→ **The exercise**
Copy all of the material exactly. Pictures are not to appear in the copy.

→ **Input material**
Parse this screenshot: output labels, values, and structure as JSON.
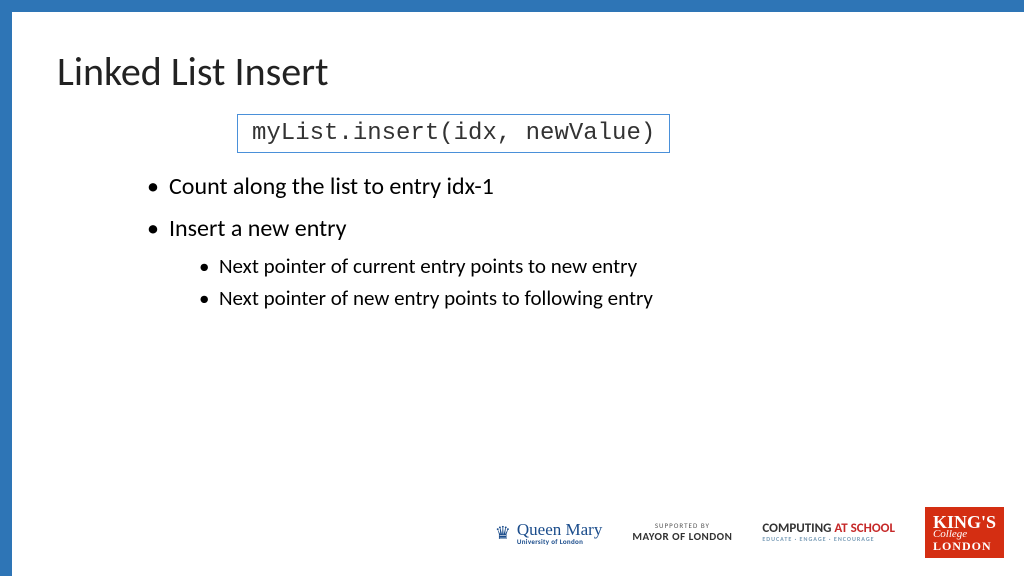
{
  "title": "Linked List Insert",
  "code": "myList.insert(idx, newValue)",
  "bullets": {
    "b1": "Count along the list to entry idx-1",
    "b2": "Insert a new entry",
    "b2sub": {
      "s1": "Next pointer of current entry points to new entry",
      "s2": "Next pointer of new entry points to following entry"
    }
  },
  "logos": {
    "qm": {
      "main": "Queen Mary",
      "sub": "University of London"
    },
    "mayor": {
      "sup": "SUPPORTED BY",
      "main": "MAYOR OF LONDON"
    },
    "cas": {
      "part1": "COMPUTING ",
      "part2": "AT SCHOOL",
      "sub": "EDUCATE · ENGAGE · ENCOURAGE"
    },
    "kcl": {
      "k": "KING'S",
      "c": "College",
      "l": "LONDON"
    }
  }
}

→ **Solution to the problem**
Parse this screenshot: output labels, values, and structure as JSON.
{
  "title": "Linked List Insert",
  "code": "myList.insert(idx, newValue)",
  "bullets": {
    "b1": "Count along the list to entry idx-1",
    "b2": "Insert a new entry",
    "b2sub": {
      "s1": "Next pointer of current entry points to new entry",
      "s2": "Next pointer of new entry points to following entry"
    }
  },
  "logos": {
    "qm": {
      "main": "Queen Mary",
      "sub": "University of London"
    },
    "mayor": {
      "sup": "SUPPORTED BY",
      "main": "MAYOR OF LONDON"
    },
    "cas": {
      "part1": "COMPUTING ",
      "part2": "AT SCHOOL",
      "sub": "EDUCATE · ENGAGE · ENCOURAGE"
    },
    "kcl": {
      "k": "KING'S",
      "c": "College",
      "l": "LONDON"
    }
  }
}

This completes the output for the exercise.